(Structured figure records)
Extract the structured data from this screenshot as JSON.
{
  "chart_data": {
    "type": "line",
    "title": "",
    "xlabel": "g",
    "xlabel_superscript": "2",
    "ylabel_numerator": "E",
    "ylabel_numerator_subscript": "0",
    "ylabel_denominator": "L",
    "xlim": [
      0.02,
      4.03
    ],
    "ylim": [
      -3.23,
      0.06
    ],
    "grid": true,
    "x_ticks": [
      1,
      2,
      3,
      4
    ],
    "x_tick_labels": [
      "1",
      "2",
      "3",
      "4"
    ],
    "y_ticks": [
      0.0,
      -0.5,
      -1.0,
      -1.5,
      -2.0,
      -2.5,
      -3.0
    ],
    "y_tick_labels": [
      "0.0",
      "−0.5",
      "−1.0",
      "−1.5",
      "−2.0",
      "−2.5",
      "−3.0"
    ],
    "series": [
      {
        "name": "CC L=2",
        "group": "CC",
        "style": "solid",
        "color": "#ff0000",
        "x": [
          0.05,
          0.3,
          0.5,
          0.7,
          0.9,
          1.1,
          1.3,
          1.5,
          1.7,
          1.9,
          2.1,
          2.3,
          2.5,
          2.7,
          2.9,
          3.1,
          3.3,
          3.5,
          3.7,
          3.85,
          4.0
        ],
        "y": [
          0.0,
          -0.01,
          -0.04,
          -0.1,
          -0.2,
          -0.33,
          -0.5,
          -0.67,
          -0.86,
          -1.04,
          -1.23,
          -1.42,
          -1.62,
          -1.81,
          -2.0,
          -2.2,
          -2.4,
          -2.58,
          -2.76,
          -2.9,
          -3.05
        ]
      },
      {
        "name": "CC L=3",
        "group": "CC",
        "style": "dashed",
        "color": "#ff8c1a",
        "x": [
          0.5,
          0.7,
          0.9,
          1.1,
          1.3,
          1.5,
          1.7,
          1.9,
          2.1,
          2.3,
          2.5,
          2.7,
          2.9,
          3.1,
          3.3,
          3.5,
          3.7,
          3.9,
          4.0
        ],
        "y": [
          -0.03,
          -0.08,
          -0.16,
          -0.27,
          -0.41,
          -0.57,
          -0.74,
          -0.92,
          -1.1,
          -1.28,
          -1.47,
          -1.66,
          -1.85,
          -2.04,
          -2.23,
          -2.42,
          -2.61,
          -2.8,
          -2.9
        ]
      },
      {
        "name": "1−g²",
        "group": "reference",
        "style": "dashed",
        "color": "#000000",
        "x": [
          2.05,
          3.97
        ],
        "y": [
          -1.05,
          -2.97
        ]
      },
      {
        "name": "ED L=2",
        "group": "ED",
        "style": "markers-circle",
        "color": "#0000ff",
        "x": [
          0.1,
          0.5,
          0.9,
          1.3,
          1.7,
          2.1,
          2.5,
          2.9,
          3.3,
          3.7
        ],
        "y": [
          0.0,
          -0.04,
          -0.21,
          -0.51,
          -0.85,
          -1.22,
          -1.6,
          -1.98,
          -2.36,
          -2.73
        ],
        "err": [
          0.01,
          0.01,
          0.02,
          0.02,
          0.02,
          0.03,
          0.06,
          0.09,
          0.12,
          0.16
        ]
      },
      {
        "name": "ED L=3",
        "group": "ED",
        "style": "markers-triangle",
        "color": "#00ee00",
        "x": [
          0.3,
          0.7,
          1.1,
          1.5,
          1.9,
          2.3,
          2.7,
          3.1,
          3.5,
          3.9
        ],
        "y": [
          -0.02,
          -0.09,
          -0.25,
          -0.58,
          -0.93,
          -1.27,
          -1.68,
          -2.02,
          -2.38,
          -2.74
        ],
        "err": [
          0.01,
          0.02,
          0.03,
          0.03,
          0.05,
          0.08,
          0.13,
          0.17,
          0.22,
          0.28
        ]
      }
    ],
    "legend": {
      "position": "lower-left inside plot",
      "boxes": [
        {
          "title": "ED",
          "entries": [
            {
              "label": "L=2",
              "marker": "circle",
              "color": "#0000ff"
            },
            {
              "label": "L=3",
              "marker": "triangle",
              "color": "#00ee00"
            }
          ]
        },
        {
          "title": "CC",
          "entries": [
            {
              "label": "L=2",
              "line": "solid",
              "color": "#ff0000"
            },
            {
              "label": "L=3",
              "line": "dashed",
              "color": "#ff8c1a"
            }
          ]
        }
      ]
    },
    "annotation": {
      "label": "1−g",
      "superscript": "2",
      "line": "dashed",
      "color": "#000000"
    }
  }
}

* * *

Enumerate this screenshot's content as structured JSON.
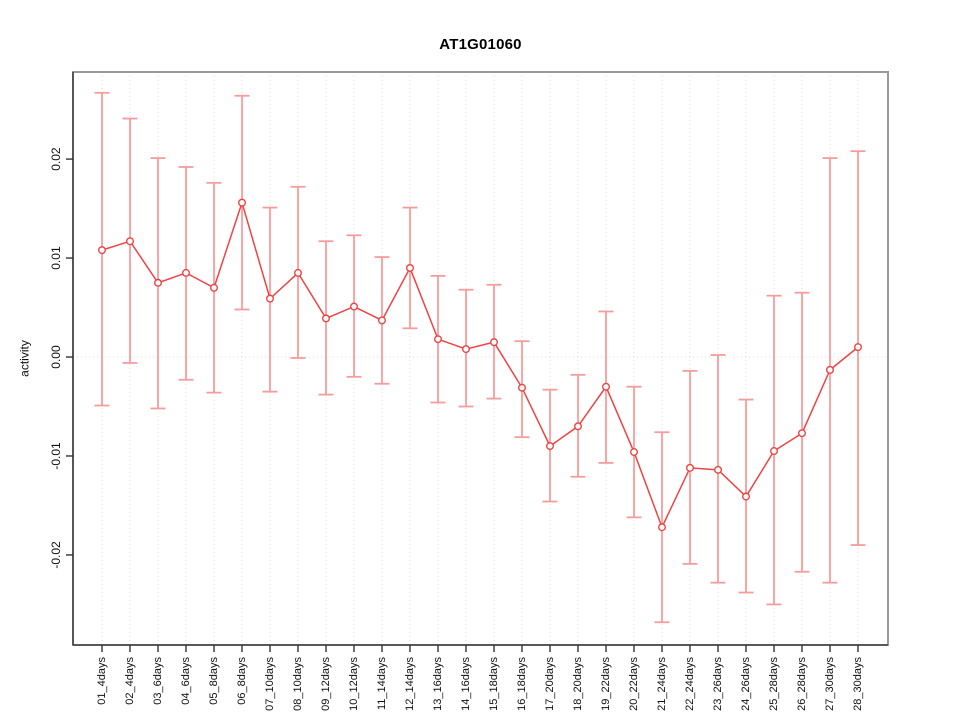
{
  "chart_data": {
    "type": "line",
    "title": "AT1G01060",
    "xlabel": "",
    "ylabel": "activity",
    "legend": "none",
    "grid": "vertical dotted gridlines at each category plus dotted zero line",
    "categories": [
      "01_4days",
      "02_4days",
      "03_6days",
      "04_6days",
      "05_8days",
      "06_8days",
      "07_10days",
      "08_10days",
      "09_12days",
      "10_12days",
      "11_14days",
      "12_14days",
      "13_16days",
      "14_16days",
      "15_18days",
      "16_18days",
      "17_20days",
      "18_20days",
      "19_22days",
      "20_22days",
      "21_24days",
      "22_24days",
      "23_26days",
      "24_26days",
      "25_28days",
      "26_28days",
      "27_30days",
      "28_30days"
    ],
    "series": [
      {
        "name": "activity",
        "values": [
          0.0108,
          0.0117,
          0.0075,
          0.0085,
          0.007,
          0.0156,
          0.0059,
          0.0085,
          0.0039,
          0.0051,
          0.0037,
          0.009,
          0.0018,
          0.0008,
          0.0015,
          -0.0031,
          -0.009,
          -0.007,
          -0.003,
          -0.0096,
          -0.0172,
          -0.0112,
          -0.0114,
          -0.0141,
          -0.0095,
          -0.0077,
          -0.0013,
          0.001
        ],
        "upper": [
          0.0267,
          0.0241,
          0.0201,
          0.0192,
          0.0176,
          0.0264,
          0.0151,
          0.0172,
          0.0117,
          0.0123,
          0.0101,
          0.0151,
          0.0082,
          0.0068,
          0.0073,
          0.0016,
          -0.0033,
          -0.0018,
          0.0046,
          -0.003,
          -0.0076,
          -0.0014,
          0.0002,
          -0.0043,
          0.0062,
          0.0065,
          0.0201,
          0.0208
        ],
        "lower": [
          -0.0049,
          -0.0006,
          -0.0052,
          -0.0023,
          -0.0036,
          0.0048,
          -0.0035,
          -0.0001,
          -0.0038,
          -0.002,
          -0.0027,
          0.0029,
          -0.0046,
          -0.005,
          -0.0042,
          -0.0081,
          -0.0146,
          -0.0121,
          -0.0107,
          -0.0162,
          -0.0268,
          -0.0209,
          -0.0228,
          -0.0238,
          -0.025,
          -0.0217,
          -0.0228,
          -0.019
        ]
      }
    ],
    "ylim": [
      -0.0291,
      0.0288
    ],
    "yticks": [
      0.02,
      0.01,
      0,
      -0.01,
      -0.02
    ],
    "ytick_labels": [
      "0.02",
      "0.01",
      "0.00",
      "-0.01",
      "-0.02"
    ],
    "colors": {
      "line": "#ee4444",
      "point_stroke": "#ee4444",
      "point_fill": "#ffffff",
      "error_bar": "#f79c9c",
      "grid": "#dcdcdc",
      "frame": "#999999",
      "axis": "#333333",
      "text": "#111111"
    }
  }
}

---

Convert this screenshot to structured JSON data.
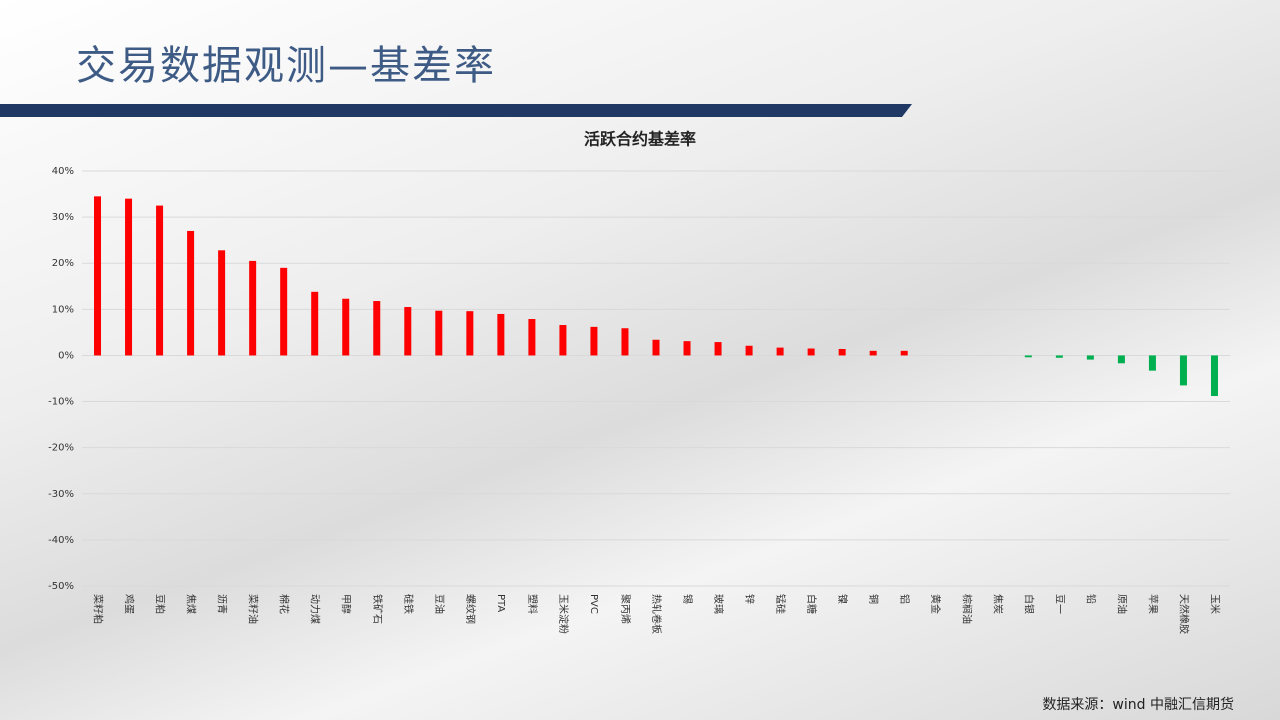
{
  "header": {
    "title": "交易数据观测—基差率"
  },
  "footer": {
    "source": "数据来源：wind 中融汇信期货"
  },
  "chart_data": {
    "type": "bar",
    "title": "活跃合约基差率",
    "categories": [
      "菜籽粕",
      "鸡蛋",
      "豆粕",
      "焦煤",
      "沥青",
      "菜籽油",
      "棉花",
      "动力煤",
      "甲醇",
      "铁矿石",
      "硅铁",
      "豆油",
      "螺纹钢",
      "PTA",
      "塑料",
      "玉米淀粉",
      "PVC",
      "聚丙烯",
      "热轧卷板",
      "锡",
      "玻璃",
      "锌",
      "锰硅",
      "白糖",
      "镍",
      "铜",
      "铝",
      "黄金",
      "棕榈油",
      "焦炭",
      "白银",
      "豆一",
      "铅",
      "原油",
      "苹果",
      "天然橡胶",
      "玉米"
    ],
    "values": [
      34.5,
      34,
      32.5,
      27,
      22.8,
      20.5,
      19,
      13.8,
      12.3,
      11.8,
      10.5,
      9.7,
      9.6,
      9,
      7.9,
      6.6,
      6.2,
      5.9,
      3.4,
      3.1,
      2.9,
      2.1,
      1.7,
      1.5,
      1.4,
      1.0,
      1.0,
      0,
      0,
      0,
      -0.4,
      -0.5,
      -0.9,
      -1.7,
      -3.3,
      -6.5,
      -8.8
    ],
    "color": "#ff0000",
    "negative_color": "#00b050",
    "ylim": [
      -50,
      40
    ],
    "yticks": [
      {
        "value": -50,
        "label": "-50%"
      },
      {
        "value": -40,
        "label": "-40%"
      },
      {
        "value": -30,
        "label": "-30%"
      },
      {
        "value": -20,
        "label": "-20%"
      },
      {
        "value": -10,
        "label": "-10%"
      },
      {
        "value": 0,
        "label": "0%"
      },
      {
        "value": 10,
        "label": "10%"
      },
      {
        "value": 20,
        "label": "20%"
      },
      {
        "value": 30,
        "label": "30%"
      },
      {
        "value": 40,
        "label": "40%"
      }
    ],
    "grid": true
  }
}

## AIM
Copy each line of the listing that holds the word "grid".

## RESPONSE
    "grid": true,
    "grid": "vertical dotted gridlines at each category plus dotted zero line",
      "grid": "#dcdcdc",
    "grid": true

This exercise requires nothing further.